WHAT YOU SHOULD DO ::
Reproduce each of the records below verbatim, preserving every line and character.

DATA TO PROCESS ::
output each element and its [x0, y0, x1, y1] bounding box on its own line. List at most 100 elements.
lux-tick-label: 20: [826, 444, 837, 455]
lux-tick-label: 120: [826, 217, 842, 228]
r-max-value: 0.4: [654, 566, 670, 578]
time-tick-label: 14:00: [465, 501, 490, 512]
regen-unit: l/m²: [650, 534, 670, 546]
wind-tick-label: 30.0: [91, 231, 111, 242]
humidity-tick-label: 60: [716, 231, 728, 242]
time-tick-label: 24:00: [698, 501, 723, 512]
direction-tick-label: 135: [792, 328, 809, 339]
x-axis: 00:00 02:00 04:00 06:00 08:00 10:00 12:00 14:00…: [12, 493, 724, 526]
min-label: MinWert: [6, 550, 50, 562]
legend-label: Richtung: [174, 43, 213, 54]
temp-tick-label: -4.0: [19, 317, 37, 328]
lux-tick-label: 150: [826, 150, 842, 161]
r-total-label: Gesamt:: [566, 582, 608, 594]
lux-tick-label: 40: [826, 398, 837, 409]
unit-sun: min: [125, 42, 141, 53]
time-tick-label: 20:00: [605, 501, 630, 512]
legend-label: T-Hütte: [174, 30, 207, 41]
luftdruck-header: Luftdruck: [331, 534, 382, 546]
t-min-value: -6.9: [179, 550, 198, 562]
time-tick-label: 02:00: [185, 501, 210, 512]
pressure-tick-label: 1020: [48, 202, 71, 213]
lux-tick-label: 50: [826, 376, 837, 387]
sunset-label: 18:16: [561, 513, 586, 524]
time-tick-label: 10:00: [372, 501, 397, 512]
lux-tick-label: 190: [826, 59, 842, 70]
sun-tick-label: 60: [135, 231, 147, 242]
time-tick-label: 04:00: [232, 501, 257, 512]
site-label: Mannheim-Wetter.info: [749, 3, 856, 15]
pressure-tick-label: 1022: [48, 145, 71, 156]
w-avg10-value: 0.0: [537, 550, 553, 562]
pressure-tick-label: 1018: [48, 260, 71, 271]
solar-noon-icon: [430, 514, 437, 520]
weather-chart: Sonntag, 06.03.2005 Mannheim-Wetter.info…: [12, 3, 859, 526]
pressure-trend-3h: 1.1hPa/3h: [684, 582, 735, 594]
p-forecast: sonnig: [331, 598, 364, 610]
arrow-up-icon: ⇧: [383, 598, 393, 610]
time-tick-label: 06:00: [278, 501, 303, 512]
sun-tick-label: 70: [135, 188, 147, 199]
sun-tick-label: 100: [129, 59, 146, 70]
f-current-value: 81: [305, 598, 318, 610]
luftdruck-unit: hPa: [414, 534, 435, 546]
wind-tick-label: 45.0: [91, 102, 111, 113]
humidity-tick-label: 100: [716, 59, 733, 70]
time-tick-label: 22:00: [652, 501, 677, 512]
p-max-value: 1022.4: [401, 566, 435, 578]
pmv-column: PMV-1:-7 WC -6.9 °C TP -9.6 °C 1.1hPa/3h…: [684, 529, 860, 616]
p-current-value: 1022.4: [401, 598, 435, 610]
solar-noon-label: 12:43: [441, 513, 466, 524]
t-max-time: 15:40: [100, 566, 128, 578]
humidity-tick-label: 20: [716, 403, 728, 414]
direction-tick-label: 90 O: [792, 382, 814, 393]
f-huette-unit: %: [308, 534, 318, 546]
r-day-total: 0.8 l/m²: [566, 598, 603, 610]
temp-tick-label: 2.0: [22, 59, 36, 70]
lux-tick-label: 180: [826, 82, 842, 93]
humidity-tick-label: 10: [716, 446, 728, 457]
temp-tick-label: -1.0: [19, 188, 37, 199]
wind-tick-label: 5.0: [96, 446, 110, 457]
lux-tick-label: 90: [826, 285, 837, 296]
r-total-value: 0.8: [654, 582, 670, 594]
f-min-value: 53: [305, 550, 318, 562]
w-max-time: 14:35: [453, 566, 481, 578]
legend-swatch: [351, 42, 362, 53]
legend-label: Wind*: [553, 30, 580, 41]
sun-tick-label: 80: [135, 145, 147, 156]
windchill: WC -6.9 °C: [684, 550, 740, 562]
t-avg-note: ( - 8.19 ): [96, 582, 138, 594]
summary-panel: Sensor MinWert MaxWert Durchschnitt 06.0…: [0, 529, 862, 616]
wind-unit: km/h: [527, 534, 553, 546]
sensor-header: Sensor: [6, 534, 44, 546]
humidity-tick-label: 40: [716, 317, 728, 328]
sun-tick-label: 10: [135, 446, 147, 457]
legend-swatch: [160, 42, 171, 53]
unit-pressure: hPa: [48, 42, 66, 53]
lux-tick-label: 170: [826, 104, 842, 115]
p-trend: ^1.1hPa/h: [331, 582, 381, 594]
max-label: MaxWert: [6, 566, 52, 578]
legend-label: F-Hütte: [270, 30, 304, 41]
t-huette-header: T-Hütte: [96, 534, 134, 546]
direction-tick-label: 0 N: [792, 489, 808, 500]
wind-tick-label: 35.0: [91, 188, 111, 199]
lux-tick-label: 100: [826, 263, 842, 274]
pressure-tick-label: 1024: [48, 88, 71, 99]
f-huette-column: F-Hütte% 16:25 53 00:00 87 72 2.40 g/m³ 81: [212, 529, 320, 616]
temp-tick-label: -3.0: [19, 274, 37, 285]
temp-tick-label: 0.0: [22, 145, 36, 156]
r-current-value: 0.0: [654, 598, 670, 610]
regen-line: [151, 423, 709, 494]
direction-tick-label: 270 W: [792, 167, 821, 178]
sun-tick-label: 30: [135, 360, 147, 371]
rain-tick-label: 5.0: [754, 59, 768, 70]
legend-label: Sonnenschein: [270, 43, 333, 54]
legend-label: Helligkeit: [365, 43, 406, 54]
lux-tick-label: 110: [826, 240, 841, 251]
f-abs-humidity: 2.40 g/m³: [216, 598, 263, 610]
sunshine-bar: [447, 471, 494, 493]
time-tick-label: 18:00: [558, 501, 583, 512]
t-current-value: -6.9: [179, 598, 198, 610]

SOLUTION BELOW ::
output each element and its [x0, y0, x1, y1] bounding box on its own line. List at most 100 elements.
lux-tick-label: 20: [826, 444, 837, 455]
lux-tick-label: 120: [826, 217, 842, 228]
r-max-value: 0.4: [654, 566, 670, 578]
time-tick-label: 14:00: [465, 501, 490, 512]
regen-unit: l/m²: [650, 534, 670, 546]
wind-tick-label: 30.0: [91, 231, 111, 242]
humidity-tick-label: 60: [716, 231, 728, 242]
time-tick-label: 24:00: [698, 501, 723, 512]
direction-tick-label: 135: [792, 328, 809, 339]
x-axis: 00:00 02:00 04:00 06:00 08:00 10:00 12:00 14:00…: [12, 493, 724, 526]
min-label: MinWert: [6, 550, 50, 562]
legend-label: Richtung: [174, 43, 213, 54]
temp-tick-label: -4.0: [19, 317, 37, 328]
lux-tick-label: 150: [826, 150, 842, 161]
r-total-label: Gesamt:: [566, 582, 608, 594]
lux-tick-label: 40: [826, 398, 837, 409]
unit-sun: min: [125, 42, 141, 53]
time-tick-label: 20:00: [605, 501, 630, 512]
legend-label: T-Hütte: [174, 30, 207, 41]
luftdruck-header: Luftdruck: [331, 534, 382, 546]
t-min-value: -6.9: [179, 550, 198, 562]
time-tick-label: 02:00: [185, 501, 210, 512]
pressure-tick-label: 1020: [48, 202, 71, 213]
lux-tick-label: 50: [826, 376, 837, 387]
sunset-label: 18:16: [561, 513, 586, 524]
time-tick-label: 10:00: [372, 501, 397, 512]
lux-tick-label: 190: [826, 59, 842, 70]
sun-tick-label: 60: [135, 231, 147, 242]
time-tick-label: 04:00: [232, 501, 257, 512]
site-label: Mannheim-Wetter.info: [749, 3, 856, 15]
pressure-tick-label: 1022: [48, 145, 71, 156]
w-avg10-value: 0.0: [537, 550, 553, 562]
pressure-tick-label: 1018: [48, 260, 71, 271]
solar-noon-icon: [430, 514, 437, 520]
weather-chart: Sonntag, 06.03.2005 Mannheim-Wetter.info…: [12, 3, 859, 526]
pressure-trend-3h: 1.1hPa/3h: [684, 582, 735, 594]
p-forecast: sonnig: [331, 598, 364, 610]
arrow-up-icon: ⇧: [383, 598, 393, 610]
time-tick-label: 06:00: [278, 501, 303, 512]
sun-tick-label: 70: [135, 188, 147, 199]
sun-tick-label: 100: [129, 59, 146, 70]
f-current-value: 81: [305, 598, 318, 610]
luftdruck-unit: hPa: [414, 534, 435, 546]
wind-tick-label: 45.0: [91, 102, 111, 113]
humidity-tick-label: 100: [716, 59, 733, 70]
time-tick-label: 22:00: [652, 501, 677, 512]
p-max-value: 1022.4: [401, 566, 435, 578]
pmv-column: PMV-1:-7 WC -6.9 °C TP -9.6 °C 1.1hPa/3h…: [684, 529, 860, 616]
p-current-value: 1022.4: [401, 598, 435, 610]
solar-noon-label: 12:43: [441, 513, 466, 524]
t-max-time: 15:40: [100, 566, 128, 578]
humidity-tick-label: 20: [716, 403, 728, 414]
direction-tick-label: 90 O: [792, 382, 814, 393]
f-huette-unit: %: [308, 534, 318, 546]
r-day-total: 0.8 l/m²: [566, 598, 603, 610]
temp-tick-label: 2.0: [22, 59, 36, 70]
lux-tick-label: 180: [826, 82, 842, 93]
humidity-tick-label: 10: [716, 446, 728, 457]
temp-tick-label: -1.0: [19, 188, 37, 199]
wind-tick-label: 5.0: [96, 446, 110, 457]
lux-tick-label: 90: [826, 285, 837, 296]
r-total-value: 0.8: [654, 582, 670, 594]
f-min-value: 53: [305, 550, 318, 562]
w-max-time: 14:35: [453, 566, 481, 578]
legend-swatch: [351, 42, 362, 53]
legend-label: Wind*: [553, 30, 580, 41]
sun-tick-label: 80: [135, 145, 147, 156]
windchill: WC -6.9 °C: [684, 550, 740, 562]
t-avg-note: ( - 8.19 ): [96, 582, 138, 594]
summary-panel: Sensor MinWert MaxWert Durchschnitt 06.0…: [0, 529, 862, 616]
wind-unit: km/h: [527, 534, 553, 546]
sensor-header: Sensor: [6, 534, 44, 546]
humidity-tick-label: 40: [716, 317, 728, 328]
sun-tick-label: 10: [135, 446, 147, 457]
legend-swatch: [160, 42, 171, 53]
unit-pressure: hPa: [48, 42, 66, 53]
lux-tick-label: 170: [826, 104, 842, 115]
p-trend: ^1.1hPa/h: [331, 582, 381, 594]
max-label: MaxWert: [6, 566, 52, 578]
legend-label: F-Hütte: [270, 30, 304, 41]
t-huette-header: T-Hütte: [96, 534, 134, 546]
direction-tick-label: 0 N: [792, 489, 808, 500]
wind-tick-label: 35.0: [91, 188, 111, 199]
lux-tick-label: 100: [826, 263, 842, 274]
pressure-tick-label: 1024: [48, 88, 71, 99]
f-huette-column: F-Hütte% 16:25 53 00:00 87 72 2.40 g/m³ 81: [212, 529, 320, 616]
temp-tick-label: -3.0: [19, 274, 37, 285]
temp-tick-label: 0.0: [22, 145, 36, 156]
r-current-value: 0.0: [654, 598, 670, 610]
regen-line: [151, 423, 709, 494]
direction-tick-label: 270 W: [792, 167, 821, 178]
sun-tick-label: 30: [135, 360, 147, 371]
rain-tick-label: 5.0: [754, 59, 768, 70]
legend-label: Sonnenschein: [270, 43, 333, 54]
legend-label: Helligkeit: [365, 43, 406, 54]
lux-tick-label: 110: [826, 240, 841, 251]
f-abs-humidity: 2.40 g/m³: [216, 598, 263, 610]
sunshine-bar: [447, 471, 494, 493]
time-tick-label: 18:00: [558, 501, 583, 512]
t-current-value: -6.9: [179, 598, 198, 610]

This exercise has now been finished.